◆ DOCUMENT EXTRACT:
——

Agricultural Research Service

Title: MICROARRAY ANALYSIS OF GENES EXPRESSED IN RPPL-MEDIATED RESISTANCE TO ASIAN SOYBEAN RUST

Authors
item Schneider, Katherine
item Choi, Jane
item Alkharouf, Nadim - GENOME SCIENCES CENTER
item Lum, Nicole - NATIONAL CANCER INSTIT.
item Munroe, David - NATIONAL CANCER INSTIT.
item Matthews, Benjamin
item Frederick, Reid

Submitted to: American Phytopathological Society
Publication Type: Abstract Only
Publication Acceptance Date: March 28, 2006
Publication Date: July 28, 2006
Citation: Schneider, K., Choi, J.J., Alkharouf, N.W., Lum, N.L., Munroe, D.J., Matthews, B.F., Frederick, R.D. 2006. Microarray analysis of genes expressed in rppl-mediated resistance to asian soybean rust. American Phytopathological Society 96:S104

Technical Abstract: Asian soybean rust caused by Phakopsora pachyrhizi has spread from southern Asia and Australia to southern Africa and South America within the past decade. More recently, soybean rust was identified for the first time in the continental U.S. in November 2004. While no known rust resistance exists in commercially available U.S. soybean cultivars, four independent resistance genes (Rpp1-Rpp4) have been described that recognize specific rust isolates. A soybean-rust cDNA library enriched for resistance-related transcripts was constructed using suppressive subtractive hybridization (SSH) to identify soybean genes that are expressed in the Rpp1 resistant reaction. Results showed an enrichment of soybean cDNA clones that were placed into functional categories of cell rescue/defense/stress (6%), cellular transport (11%), protein fate (7%), and others. Gene expression was compared between Rpp1 resistant and susceptible rust interactions using a 7883 soybean cDNA clone microarray and the Affymetrix Soybean Genome Chip. Unregulated clones with similarity to peroxidases and lipoxygenases were prevalent, as were putative Bax inhibitors. Down-regulated cDNA clones included those with similarity to cell wall-associated proteins such as extensins, proline-rich proteins and xyloglucan endotransglycosylases. A comparison of the results from both microarrays will be presented.

——

◆ EXTRACTED MATERIAL:
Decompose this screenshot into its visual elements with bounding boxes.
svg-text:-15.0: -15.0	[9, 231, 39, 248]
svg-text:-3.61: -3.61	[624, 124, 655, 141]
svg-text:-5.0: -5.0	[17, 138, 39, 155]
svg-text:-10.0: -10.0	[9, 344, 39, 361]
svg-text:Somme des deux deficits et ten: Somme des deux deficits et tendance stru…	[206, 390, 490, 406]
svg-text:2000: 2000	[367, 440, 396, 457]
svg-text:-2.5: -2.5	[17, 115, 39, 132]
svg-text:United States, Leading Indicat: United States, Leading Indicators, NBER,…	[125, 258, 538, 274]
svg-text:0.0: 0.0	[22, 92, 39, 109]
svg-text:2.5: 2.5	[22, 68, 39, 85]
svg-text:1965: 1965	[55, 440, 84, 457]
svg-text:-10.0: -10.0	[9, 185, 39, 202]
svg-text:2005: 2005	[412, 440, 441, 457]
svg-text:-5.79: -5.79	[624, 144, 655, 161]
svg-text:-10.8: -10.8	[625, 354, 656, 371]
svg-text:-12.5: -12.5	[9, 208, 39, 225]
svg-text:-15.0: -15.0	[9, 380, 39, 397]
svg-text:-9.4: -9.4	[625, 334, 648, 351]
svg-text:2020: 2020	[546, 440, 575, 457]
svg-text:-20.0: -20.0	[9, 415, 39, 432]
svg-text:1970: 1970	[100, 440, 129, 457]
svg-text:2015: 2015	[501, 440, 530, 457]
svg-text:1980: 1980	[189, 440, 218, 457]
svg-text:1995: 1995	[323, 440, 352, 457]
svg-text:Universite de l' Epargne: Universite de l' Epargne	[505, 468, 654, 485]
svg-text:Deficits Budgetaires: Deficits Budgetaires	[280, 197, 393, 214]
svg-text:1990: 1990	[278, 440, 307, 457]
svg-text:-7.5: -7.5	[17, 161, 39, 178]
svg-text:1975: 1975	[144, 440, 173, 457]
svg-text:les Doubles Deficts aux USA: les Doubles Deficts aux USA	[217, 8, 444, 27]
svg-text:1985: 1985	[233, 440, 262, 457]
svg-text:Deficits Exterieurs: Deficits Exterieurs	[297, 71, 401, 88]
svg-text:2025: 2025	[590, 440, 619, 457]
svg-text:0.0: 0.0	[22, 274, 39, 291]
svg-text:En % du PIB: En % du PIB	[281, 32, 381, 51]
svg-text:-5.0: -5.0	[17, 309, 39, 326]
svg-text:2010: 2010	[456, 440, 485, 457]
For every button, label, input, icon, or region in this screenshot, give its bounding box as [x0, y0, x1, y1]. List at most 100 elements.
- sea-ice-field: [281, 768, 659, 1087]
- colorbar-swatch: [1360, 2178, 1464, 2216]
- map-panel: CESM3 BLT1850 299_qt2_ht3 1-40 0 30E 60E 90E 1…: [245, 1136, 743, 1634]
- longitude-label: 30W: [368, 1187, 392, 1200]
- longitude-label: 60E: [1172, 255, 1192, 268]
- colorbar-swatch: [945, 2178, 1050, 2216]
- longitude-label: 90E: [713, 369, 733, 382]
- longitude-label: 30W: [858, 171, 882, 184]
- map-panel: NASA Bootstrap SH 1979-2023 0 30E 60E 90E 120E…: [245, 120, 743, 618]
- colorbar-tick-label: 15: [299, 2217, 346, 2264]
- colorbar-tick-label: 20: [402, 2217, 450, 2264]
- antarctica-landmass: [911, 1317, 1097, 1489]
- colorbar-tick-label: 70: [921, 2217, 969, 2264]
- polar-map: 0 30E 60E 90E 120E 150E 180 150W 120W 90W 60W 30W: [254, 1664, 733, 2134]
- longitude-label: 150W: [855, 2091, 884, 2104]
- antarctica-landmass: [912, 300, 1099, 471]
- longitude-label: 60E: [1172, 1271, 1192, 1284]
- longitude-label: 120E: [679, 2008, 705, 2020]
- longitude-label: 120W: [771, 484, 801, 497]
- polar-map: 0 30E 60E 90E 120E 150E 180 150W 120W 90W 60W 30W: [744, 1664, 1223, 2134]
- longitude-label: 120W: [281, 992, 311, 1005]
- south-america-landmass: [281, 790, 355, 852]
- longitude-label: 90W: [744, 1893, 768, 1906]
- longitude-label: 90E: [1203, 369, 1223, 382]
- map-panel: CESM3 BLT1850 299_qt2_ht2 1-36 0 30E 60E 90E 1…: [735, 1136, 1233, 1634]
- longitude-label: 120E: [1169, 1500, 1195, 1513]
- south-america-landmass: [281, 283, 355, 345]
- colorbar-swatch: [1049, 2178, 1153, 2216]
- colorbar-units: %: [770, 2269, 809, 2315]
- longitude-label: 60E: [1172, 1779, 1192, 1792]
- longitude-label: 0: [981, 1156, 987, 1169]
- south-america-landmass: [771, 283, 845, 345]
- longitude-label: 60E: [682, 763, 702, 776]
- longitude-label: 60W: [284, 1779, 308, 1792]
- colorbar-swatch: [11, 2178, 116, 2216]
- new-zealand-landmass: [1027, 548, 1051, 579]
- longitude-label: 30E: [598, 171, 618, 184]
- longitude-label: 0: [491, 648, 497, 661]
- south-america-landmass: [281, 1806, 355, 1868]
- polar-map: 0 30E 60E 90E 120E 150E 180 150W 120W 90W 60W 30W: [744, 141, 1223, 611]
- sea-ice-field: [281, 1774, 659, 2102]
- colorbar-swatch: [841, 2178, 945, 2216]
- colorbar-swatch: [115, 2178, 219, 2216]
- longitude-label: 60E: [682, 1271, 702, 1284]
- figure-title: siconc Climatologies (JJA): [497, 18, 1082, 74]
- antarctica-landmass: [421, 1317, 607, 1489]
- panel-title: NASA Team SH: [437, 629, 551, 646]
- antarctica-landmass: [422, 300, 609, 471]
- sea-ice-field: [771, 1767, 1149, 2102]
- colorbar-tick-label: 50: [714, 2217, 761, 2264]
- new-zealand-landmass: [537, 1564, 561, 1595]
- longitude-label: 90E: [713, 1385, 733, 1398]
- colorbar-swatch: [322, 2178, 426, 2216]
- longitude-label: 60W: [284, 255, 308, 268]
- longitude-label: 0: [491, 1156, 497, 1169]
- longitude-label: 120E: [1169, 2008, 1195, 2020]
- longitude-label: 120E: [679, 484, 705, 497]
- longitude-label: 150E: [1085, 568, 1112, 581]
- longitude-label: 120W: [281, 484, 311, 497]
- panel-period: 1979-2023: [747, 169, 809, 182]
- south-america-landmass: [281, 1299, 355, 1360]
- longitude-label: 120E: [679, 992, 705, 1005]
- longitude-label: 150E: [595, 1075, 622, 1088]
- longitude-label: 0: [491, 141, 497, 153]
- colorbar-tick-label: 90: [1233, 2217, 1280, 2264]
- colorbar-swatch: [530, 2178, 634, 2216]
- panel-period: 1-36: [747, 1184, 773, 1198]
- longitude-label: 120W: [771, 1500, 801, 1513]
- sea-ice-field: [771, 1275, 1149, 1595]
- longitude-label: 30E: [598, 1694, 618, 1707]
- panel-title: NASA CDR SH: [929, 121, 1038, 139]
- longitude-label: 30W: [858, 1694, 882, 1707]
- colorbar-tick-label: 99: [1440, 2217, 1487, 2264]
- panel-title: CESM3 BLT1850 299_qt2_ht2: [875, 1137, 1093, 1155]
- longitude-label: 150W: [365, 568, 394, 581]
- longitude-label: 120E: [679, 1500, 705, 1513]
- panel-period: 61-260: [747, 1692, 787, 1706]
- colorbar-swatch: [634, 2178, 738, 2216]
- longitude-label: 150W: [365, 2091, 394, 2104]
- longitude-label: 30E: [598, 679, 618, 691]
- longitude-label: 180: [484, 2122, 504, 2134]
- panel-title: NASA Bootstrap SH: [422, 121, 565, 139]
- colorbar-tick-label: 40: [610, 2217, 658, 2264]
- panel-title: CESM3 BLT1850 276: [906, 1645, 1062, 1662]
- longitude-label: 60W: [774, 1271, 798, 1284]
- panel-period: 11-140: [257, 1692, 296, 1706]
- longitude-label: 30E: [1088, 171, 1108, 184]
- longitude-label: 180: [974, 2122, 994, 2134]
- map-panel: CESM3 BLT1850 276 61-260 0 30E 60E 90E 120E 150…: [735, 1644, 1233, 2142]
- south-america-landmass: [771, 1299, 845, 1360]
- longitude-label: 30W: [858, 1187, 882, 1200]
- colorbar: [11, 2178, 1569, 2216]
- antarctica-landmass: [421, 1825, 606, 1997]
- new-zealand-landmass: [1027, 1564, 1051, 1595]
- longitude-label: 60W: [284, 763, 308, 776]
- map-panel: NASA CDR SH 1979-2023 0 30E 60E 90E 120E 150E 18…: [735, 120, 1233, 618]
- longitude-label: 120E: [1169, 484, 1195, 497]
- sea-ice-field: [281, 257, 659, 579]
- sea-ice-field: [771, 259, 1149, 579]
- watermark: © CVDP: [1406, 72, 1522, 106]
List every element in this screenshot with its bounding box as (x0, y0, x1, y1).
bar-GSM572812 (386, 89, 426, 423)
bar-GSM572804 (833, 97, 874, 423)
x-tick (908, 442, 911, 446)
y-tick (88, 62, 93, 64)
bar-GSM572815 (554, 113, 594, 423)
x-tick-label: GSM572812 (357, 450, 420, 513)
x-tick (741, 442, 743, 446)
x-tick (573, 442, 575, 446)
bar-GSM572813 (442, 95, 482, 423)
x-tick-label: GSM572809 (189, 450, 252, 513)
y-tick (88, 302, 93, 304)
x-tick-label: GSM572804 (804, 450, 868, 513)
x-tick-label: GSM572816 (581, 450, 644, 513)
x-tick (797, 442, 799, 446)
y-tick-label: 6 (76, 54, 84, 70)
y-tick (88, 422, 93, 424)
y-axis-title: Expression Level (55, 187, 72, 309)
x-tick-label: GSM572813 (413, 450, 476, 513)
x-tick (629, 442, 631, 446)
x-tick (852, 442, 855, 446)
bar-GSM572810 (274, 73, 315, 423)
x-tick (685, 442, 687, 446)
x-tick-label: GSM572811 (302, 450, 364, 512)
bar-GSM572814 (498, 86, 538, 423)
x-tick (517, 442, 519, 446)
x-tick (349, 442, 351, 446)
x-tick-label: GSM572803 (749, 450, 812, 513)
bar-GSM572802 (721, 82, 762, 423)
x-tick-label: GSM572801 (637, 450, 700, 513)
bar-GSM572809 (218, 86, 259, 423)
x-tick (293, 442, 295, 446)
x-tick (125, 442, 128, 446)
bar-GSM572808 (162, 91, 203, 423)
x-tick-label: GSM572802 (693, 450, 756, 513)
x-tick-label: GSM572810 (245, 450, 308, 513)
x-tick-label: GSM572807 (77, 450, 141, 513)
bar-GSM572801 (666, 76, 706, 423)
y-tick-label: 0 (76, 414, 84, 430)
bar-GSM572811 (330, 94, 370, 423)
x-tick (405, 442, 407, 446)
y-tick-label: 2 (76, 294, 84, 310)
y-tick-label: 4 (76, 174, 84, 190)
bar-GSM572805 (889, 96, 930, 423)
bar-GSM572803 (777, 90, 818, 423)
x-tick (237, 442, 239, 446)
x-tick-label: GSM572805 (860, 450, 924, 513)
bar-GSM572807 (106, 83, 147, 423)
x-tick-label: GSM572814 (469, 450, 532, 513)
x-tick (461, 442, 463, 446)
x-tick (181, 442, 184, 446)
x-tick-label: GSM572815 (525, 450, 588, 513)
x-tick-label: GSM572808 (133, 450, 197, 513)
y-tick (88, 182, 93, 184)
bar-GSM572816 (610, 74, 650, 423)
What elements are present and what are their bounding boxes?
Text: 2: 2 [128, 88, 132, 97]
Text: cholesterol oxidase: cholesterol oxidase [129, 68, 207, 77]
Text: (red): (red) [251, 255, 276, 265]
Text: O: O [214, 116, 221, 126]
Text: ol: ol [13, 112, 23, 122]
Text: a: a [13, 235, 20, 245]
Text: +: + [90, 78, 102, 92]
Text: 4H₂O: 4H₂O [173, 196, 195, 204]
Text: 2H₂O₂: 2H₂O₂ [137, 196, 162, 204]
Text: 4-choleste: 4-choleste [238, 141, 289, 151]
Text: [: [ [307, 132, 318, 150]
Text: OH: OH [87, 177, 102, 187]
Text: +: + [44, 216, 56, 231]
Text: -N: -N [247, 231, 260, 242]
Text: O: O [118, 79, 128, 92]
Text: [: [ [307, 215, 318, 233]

——

Copy the soybean rust abstract word for word from "Title: MICROARRAY ANALYSIS" up to and including "David - NATIONAL CANCER INSTIT.". The entries are unrelated to the abstract and stand apart from it.

◆ ANSWER SECTION:
Title: MICROARRAY ANALYSIS OF GENES EXPRESSED IN RPPL-MEDIATED RESISTANCE TO ASIAN SOYBEAN RUST

Authors
item Schneider, Katherine
item Choi, Jane
item Alkharouf, Nadim - GENOME SCIENCES CENTER
item Lum, Nicole - NATIONAL CANCER INSTIT.
item Munroe, David - NATIONAL CANCER INSTIT.